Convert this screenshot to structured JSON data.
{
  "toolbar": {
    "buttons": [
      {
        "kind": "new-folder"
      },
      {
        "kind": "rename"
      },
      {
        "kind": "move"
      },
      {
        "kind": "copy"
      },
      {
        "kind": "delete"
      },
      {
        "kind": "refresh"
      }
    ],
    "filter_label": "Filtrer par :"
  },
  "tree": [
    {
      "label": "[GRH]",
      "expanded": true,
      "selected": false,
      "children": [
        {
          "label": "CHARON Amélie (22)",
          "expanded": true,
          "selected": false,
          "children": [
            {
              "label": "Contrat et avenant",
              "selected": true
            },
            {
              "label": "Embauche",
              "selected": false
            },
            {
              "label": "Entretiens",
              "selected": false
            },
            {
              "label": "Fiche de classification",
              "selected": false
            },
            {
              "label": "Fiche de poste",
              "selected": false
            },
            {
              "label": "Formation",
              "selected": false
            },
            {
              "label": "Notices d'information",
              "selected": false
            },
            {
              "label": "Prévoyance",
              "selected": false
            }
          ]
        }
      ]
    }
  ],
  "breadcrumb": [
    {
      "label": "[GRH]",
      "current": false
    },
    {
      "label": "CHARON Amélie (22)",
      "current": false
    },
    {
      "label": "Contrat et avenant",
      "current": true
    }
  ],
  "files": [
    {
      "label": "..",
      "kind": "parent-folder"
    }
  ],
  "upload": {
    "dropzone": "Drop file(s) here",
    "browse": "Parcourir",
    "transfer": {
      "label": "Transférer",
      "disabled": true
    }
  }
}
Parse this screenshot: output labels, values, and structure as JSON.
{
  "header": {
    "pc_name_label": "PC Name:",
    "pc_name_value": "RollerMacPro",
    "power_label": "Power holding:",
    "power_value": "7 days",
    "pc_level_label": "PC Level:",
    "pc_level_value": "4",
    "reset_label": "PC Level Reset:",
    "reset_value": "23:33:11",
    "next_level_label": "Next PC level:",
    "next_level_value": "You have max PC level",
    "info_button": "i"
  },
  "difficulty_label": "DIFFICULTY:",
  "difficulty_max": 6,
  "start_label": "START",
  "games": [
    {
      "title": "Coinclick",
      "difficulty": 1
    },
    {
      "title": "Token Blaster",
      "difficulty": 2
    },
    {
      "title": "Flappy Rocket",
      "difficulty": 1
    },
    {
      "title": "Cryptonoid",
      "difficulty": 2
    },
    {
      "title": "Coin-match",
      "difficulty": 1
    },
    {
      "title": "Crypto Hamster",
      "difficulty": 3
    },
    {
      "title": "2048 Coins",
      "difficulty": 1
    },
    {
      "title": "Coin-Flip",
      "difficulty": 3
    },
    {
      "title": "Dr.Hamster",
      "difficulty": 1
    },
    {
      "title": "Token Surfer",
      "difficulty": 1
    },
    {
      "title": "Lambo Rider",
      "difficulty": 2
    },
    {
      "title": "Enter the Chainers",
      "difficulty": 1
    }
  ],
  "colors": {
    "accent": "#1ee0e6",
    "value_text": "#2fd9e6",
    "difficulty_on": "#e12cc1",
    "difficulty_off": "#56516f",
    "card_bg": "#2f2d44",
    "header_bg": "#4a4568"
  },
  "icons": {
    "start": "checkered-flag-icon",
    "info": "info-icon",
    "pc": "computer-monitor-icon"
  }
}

########

PROMPT: Every line above should be written out again exactly as it stands.

TASK ANSWER:
Convert this screenshot to structured JSON data.
{
  "toolbar": {
    "buttons": [
      {
        "kind": "new-folder"
      },
      {
        "kind": "rename"
      },
      {
        "kind": "move"
      },
      {
        "kind": "copy"
      },
      {
        "kind": "delete"
      },
      {
        "kind": "refresh"
      }
    ],
    "filter_label": "Filtrer par :"
  },
  "tree": [
    {
      "label": "[GRH]",
      "expanded": true,
      "selected": false,
      "children": [
        {
          "label": "CHARON Amélie (22)",
          "expanded": true,
          "selected": false,
          "children": [
            {
              "label": "Contrat et avenant",
              "selected": true
            },
            {
              "label": "Embauche",
              "selected": false
            },
            {
              "label": "Entretiens",
              "selected": false
            },
            {
              "label": "Fiche de classification",
              "selected": false
            },
            {
              "label": "Fiche de poste",
              "selected": false
            },
            {
              "label": "Formation",
              "selected": false
            },
            {
              "label": "Notices d'information",
              "selected": false
            },
            {
              "label": "Prévoyance",
              "selected": false
            }
          ]
        }
      ]
    }
  ],
  "breadcrumb": [
    {
      "label": "[GRH]",
      "current": false
    },
    {
      "label": "CHARON Amélie (22)",
      "current": false
    },
    {
      "label": "Contrat et avenant",
      "current": true
    }
  ],
  "files": [
    {
      "label": "..",
      "kind": "parent-folder"
    }
  ],
  "upload": {
    "dropzone": "Drop file(s) here",
    "browse": "Parcourir",
    "transfer": {
      "label": "Transférer",
      "disabled": true
    }
  }
}
Parse this screenshot: output labels, values, and structure as JSON.
{
  "header": {
    "pc_name_label": "PC Name:",
    "pc_name_value": "RollerMacPro",
    "power_label": "Power holding:",
    "power_value": "7 days",
    "pc_level_label": "PC Level:",
    "pc_level_value": "4",
    "reset_label": "PC Level Reset:",
    "reset_value": "23:33:11",
    "next_level_label": "Next PC level:",
    "next_level_value": "You have max PC level",
    "info_button": "i"
  },
  "difficulty_label": "DIFFICULTY:",
  "difficulty_max": 6,
  "start_label": "START",
  "games": [
    {
      "title": "Coinclick",
      "difficulty": 1
    },
    {
      "title": "Token Blaster",
      "difficulty": 2
    },
    {
      "title": "Flappy Rocket",
      "difficulty": 1
    },
    {
      "title": "Cryptonoid",
      "difficulty": 2
    },
    {
      "title": "Coin-match",
      "difficulty": 1
    },
    {
      "title": "Crypto Hamster",
      "difficulty": 3
    },
    {
      "title": "2048 Coins",
      "difficulty": 1
    },
    {
      "title": "Coin-Flip",
      "difficulty": 3
    },
    {
      "title": "Dr.Hamster",
      "difficulty": 1
    },
    {
      "title": "Token Surfer",
      "difficulty": 1
    },
    {
      "title": "Lambo Rider",
      "difficulty": 2
    },
    {
      "title": "Enter the Chainers",
      "difficulty": 1
    }
  ],
  "colors": {
    "accent": "#1ee0e6",
    "value_text": "#2fd9e6",
    "difficulty_on": "#e12cc1",
    "difficulty_off": "#56516f",
    "card_bg": "#2f2d44",
    "header_bg": "#4a4568"
  },
  "icons": {
    "start": "checkered-flag-icon",
    "info": "info-icon",
    "pc": "computer-monitor-icon"
  }
}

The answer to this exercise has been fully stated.